→ Stated goal
Compute the number of lines that include the string "name", then output that number and nothing else.

[Records about charts and figures]
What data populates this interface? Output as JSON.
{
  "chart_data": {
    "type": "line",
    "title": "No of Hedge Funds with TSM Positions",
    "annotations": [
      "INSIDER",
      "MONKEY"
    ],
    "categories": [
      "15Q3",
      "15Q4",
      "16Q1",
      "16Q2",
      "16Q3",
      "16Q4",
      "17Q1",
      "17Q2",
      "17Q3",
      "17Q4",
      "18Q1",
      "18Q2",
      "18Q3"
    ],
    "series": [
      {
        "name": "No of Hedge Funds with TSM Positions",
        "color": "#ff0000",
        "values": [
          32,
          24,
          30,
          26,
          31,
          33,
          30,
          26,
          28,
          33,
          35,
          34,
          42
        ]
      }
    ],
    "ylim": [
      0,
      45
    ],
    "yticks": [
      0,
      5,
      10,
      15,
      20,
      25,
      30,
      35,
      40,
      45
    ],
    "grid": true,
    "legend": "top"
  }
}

==

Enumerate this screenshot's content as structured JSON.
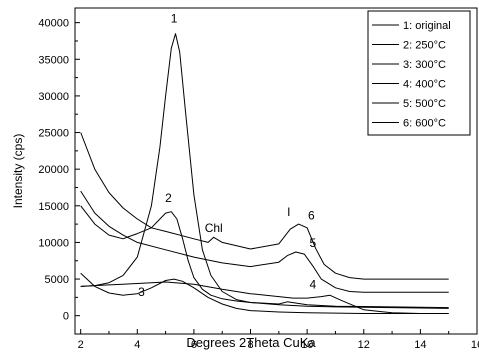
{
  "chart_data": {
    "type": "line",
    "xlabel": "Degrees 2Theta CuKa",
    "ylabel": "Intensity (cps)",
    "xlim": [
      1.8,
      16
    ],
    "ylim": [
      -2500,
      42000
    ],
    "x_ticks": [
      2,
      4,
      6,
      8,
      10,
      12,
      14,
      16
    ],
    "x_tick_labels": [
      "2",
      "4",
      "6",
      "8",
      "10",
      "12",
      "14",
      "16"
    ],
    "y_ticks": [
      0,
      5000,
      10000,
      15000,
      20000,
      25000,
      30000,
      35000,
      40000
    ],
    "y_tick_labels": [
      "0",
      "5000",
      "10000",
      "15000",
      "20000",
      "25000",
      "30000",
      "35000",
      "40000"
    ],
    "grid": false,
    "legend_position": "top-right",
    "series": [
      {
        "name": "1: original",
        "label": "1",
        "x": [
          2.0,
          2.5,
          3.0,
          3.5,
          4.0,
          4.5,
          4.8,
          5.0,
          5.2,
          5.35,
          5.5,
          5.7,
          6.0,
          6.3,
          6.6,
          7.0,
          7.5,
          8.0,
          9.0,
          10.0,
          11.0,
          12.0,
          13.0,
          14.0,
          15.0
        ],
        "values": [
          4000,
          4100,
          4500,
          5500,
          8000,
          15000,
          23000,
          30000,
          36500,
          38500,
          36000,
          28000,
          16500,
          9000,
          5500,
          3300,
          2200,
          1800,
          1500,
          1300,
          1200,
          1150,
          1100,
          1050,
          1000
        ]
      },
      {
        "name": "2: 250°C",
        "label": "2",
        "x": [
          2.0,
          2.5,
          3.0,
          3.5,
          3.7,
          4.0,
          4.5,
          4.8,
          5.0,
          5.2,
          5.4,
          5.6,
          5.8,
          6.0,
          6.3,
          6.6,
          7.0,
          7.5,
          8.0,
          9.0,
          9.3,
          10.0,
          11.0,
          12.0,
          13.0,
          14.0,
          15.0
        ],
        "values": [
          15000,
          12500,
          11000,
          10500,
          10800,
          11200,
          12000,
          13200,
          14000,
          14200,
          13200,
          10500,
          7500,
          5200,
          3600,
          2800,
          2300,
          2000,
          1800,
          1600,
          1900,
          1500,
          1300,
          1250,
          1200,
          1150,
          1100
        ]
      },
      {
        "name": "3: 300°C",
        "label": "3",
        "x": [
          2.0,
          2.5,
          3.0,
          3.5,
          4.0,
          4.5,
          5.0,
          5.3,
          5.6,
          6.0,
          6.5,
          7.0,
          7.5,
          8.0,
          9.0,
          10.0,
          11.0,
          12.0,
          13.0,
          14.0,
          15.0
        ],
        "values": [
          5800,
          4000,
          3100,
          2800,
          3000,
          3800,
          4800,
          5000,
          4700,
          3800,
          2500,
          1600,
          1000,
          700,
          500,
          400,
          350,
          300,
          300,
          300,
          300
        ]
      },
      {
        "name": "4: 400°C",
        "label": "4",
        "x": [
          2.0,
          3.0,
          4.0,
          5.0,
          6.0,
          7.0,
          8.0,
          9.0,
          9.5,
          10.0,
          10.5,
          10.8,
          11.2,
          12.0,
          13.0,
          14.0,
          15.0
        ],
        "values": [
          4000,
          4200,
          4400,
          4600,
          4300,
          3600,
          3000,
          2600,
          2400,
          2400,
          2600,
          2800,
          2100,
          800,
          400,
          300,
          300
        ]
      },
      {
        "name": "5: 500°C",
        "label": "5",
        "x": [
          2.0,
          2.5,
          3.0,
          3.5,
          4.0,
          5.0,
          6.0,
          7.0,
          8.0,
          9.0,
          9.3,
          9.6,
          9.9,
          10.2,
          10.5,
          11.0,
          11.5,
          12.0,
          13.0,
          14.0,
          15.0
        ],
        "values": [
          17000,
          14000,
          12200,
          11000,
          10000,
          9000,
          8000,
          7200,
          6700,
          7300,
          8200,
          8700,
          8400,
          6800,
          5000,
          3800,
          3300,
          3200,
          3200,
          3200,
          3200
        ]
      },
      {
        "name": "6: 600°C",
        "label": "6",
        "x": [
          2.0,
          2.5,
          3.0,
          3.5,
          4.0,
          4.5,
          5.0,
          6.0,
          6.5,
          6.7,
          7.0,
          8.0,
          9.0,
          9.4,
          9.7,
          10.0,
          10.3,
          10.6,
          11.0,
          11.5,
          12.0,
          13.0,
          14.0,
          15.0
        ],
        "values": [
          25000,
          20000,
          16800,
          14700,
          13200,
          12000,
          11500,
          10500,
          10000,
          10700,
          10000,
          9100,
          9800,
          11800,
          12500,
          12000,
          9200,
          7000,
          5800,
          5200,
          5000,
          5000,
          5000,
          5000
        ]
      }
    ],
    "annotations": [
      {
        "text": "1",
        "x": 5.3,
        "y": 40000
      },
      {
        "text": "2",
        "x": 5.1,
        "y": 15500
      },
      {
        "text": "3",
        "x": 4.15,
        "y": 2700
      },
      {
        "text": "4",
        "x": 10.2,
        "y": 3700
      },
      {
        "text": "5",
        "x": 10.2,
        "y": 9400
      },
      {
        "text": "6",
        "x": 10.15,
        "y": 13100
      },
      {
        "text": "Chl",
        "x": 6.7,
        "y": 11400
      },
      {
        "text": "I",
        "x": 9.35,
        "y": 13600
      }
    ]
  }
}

...

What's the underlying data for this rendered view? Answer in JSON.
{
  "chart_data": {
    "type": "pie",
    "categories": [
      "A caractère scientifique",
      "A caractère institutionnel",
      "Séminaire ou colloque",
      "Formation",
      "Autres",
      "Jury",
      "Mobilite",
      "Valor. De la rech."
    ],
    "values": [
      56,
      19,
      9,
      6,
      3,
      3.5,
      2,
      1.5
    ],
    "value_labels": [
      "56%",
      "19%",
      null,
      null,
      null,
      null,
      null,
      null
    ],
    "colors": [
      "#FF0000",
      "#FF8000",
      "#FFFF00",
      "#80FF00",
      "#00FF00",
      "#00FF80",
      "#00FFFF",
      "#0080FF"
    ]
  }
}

→ Result
7